#### EXCERPT TO READ:

Start of Block

After years of watching clips, trailers, as well as short films on sites such as iFilm and AtomFilms, I can now watch prime time TV on-line (for those who care, it's legal): in 2007 the big three TV networks began streaming prime time content. ABC was the first to do so, and they did it well. In the player, you can select which show and episode of their line-up you wish to watch; the programs load fast and then you watch it commercial-free in full-screen. ABC broke ground again by offering the four seasons of Lost in HD. (So far, they're the only ones to provide HD content.) NBC's HULU player not only contains their impressive line-up (e.g., The Office and 30 Rock), but an extensive library of past shows and movies. On the whole, I've found that their player operates a little slower than ABC's player. CBS took their time getting on board and has only done so half-heartedly: CBS provides very few full-length episodes of prime time shows and consists mainly of clips, which are not always clearly marked as they are in HULU. CBS, however, does provide a good selection of older shows. On the cable side: Showcase provides streaming of many of their awesome shows, HBO does not.
Now if you live in Canada, like me, CTV is your destination. Not only does it provide great Canadian content, such as Corner Gas, but it also has a wide selection programs, from Mad Men to The Colbert Report. This like the American network offerings is commercial-free and loads quickly; the only catch is that CTV, only hosts programs that are currently being broad-casted, presumably to reserve bandwidth and server space (ABC does this to a lesser extent: only affecting the previous season's episodes). The only downside is that none of NBC's programming has made it to the site. Although HULU, like ABC and CBS, are restricted, there is an easy work around. Just download, install, and run Hotspot Shield prior to going to the respective web-site. It also offers decent protection in wi-fi hot-spots. An alternative is to install and run Tor bundle; this method can be slower, depending on the server choice and requires some effort to set up (Torbutton works well with FireFox).
Watching movies, except through HULU, is somewhat less legal; however, if they are streamed it's pretty much a grey area since no content is actually stored on your computer. In effect, you're just using an on-line service. However, since storing content is illegal most of the movies are difficult to find without using an indexing service. (Although some surprising finds can be made searching YouTube and GoogleVideo, particularly in the case of documentaries.) I have found that OnclickVideos and alluc are the best. Although both present the material differently, Onclick with thumbnails and alluc with listings, they provide links, often multiple ones, to a wide variety of movies (including new releases). Most links are current. Nevertheless, the quality and buffering speed varies greatly depending on who hosts the material, so try the alternate links.
Since news broadcasts have been available on-line for years, the big vacuum on-line is sports coverage. Very little is available and when it is it's not available in a decent resolution. Sports, like the movie industry, are hampered by distribution rights and neither has come up with an adequate distribution model. Even when a pay-per-view system is attempted, networks use the awkward and antiquated DRM in MediaPlayer rather than Flash or DivX. Today I tried to watch the EuroCup 2008 final via the internet and was disappointed with a message noting that all available bandwidth was used up. This occurred after I had paid and after the website showed it was available. I am currently in the process of trying to get a refund. I came across Jumptv, which promises unlimited access to nearly every sports match, but have not yet tried it. Of course, this would be easy if I lived in Britain or could subvert the British system as easily as the American one, for ITV and the BBC show a number of sports live. If you know of a way let me know. I have tried Tor and Hotspot Shield.
As a side-note regarding Canada: Although I really enjoy Canadian content and the CRTC's promotion of it, I bristle at the CRTC's slow adoption policy. Come on! Two years to get iTunes in Canada, and then another two to get TV shows via iTunes (by which time the service had become irrelevant, not to mention the poor selection). The same also applied to satellite radio. In general, Canadian distribution seems to be far behind in everything; I should know as I've paid a ridiculous amount in duty and the courier's extortionate broker fee just trying to get unavailable items shipped up here.

End of Block

#### DATASET:

Start of Block

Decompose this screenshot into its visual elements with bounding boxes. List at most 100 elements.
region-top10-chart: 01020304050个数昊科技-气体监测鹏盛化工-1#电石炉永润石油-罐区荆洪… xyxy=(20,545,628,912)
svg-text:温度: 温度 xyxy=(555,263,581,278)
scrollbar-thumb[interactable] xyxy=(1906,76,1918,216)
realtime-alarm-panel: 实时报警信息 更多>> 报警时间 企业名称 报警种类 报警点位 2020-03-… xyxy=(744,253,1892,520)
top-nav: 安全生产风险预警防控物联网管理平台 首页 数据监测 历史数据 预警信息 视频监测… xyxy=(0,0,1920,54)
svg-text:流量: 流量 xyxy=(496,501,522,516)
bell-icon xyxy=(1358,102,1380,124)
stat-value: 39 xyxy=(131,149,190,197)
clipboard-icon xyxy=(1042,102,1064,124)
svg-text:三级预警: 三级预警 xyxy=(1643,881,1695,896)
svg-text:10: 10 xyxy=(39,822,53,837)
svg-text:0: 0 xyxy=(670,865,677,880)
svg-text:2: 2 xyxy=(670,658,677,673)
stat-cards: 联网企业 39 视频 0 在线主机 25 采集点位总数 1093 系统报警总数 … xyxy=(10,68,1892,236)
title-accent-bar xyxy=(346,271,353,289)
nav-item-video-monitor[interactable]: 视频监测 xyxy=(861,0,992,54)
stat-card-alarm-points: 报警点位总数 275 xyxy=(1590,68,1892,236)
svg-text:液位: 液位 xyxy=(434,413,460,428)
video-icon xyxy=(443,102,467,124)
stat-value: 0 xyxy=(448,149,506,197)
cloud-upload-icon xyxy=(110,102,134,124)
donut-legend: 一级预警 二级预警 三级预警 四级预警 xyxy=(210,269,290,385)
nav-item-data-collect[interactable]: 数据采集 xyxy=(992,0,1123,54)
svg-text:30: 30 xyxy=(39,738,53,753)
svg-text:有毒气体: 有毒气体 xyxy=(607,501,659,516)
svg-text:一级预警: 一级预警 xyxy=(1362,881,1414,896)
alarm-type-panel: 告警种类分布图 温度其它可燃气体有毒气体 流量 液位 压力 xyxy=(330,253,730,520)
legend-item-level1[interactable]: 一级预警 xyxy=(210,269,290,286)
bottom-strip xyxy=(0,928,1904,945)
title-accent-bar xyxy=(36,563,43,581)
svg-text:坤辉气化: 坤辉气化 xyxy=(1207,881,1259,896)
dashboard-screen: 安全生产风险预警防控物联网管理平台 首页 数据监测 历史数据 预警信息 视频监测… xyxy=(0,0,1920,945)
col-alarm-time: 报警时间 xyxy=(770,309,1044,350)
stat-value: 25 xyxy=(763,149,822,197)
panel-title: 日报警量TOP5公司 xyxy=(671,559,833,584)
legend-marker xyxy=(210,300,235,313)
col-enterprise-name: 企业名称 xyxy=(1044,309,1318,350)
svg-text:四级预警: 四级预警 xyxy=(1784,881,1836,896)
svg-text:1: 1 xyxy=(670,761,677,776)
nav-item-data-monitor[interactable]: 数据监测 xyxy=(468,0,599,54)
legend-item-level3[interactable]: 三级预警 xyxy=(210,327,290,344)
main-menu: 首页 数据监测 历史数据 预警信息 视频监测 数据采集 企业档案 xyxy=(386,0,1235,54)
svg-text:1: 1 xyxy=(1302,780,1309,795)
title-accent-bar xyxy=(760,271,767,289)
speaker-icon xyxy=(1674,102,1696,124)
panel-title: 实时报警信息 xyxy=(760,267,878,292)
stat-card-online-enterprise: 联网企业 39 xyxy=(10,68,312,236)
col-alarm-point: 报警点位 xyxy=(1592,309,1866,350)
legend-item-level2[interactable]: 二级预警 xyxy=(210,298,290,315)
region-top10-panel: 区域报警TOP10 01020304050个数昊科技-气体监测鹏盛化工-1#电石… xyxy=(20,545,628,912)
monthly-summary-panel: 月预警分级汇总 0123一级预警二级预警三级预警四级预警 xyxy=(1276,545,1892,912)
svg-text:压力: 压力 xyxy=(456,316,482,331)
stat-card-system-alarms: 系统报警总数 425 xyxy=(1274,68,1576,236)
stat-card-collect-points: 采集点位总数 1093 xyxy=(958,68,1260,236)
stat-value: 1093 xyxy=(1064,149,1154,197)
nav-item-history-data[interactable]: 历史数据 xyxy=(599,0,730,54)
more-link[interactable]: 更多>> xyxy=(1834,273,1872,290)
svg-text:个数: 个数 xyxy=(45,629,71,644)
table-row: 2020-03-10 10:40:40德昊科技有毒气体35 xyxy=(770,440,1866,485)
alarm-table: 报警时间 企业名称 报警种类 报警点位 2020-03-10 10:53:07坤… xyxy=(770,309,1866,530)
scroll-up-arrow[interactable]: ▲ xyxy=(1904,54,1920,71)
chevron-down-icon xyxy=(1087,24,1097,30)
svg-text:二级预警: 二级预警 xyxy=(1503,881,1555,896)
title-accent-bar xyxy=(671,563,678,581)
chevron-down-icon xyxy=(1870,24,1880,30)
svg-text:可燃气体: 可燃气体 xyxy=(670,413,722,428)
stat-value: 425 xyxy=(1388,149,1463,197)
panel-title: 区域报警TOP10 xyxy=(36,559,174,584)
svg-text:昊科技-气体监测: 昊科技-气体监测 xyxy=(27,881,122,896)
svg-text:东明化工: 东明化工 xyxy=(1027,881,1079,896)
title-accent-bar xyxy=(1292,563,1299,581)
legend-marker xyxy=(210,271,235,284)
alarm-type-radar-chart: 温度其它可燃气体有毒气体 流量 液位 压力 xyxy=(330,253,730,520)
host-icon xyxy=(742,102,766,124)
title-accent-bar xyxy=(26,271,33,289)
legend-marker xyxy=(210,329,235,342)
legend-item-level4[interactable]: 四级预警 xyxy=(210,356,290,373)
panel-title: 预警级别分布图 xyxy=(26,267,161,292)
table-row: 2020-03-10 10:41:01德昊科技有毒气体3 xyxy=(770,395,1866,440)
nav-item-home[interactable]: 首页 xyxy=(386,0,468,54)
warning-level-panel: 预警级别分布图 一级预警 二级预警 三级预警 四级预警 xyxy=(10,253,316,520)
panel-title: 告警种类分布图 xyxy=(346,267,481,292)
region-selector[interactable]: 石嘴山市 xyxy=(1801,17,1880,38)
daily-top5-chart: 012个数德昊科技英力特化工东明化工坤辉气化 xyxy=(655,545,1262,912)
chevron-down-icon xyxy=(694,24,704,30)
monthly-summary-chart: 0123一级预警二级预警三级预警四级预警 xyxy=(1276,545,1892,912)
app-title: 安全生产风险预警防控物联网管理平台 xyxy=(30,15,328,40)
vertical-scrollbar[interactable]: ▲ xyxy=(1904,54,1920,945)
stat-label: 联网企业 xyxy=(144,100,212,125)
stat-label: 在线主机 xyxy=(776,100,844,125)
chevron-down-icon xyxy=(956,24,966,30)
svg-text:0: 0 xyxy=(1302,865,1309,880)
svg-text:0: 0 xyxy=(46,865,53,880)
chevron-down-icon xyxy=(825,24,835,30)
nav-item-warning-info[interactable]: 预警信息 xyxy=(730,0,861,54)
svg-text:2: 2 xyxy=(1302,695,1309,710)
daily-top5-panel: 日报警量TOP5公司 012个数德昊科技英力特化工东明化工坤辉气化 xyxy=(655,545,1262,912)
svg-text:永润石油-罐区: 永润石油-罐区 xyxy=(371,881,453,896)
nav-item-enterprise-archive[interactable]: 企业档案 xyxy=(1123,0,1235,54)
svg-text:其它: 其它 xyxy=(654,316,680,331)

End of Block

#### YOUR ASSIGNMENT:
Reproduce the post on streaming TV online word for word, everything from "Watching movies, except" down to "the alternate links.". The items have no role in this work.

#### WRITTEN RESPONSE:
Watching movies, except through HULU, is somewhat less legal; however, if they are streamed it's pretty much a grey area since no content is actually stored on your computer. In effect, you're just using an on-line service. However, since storing content is illegal most of the movies are difficult to find without using an indexing service. (Although some surprising finds can be made searching YouTube and GoogleVideo, particularly in the case of documentaries.) I have found that OnclickVideos and alluc are the best. Although both present the material differently, Onclick with thumbnails and alluc with listings, they provide links, often multiple ones, to a wide variety of movies (including new releases). Most links are current. Nevertheless, the quality and buffering speed varies greatly depending on who hosts the material, so try the alternate links.